_WORK REQUIRED_. Set down the material once more, exactly as it appears.

--*--

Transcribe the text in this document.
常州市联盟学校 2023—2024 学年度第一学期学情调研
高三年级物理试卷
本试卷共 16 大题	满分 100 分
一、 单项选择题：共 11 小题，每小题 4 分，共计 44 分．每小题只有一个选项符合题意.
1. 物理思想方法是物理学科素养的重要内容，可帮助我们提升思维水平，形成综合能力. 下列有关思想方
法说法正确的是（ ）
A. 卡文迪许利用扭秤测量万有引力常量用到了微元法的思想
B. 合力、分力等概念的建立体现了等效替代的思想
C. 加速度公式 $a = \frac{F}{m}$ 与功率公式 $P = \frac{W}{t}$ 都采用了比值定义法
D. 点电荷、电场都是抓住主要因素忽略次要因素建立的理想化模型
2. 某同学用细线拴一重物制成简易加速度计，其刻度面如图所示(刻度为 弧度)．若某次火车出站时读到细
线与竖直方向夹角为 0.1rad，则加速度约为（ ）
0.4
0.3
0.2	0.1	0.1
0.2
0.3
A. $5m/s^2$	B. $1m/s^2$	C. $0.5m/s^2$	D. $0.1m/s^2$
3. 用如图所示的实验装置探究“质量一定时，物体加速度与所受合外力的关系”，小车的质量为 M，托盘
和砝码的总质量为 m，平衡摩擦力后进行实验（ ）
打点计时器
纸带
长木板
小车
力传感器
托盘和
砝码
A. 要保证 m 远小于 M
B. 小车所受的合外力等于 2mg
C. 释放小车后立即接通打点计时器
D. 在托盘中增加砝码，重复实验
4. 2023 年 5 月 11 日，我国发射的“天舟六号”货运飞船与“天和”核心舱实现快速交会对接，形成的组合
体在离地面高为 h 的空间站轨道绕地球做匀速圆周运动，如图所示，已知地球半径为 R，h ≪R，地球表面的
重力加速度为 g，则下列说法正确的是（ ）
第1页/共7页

--*--

_CORRECT ANSWER_.
Transcribe the text in this document.
常州市联盟学校 2023—2024 学年度第一学期学情调研
高三年级物理试卷
本试卷共 16 大题	满分 100 分
一、 单项选择题：共 11 小题，每小题 4 分，共计 44 分．每小题只有一个选项符合题意.
1. 物理思想方法是物理学科素养的重要内容，可帮助我们提升思维水平，形成综合能力. 下列有关思想方
法说法正确的是（ ）
A. 卡文迪许利用扭秤测量万有引力常量用到了微元法的思想
B. 合力、分力等概念的建立体现了等效替代的思想
C. 加速度公式 $a = \frac{F}{m}$ 与功率公式 $P = \frac{W}{t}$ 都采用了比值定义法
D. 点电荷、电场都是抓住主要因素忽略次要因素建立的理想化模型
2. 某同学用细线拴一重物制成简易加速度计，其刻度面如图所示(刻度为 弧度)．若某次火车出站时读到细
线与竖直方向夹角为 0.1rad，则加速度约为（ ）
0.4
0.3
0.2	0.1	0.1
0.2
0.3
A. $5m/s^2$	B. $1m/s^2$	C. $0.5m/s^2$	D. $0.1m/s^2$
3. 用如图所示的实验装置探究“质量一定时，物体加速度与所受合外力的关系”，小车的质量为 M，托盘
和砝码的总质量为 m，平衡摩擦力后进行实验（ ）
打点计时器
纸带
长木板
小车
力传感器
托盘和
砝码
A. 要保证 m 远小于 M
B. 小车所受的合外力等于 2mg
C. 释放小车后立即接通打点计时器
D. 在托盘中增加砝码，重复实验
4. 2023 年 5 月 11 日，我国发射的“天舟六号”货运飞船与“天和”核心舱实现快速交会对接，形成的组合
体在离地面高为 h 的空间站轨道绕地球做匀速圆周运动，如图所示，已知地球半径为 R，h ≪R，地球表面的
重力加速度为 g，则下列说法正确的是（ ）
第1页/共7页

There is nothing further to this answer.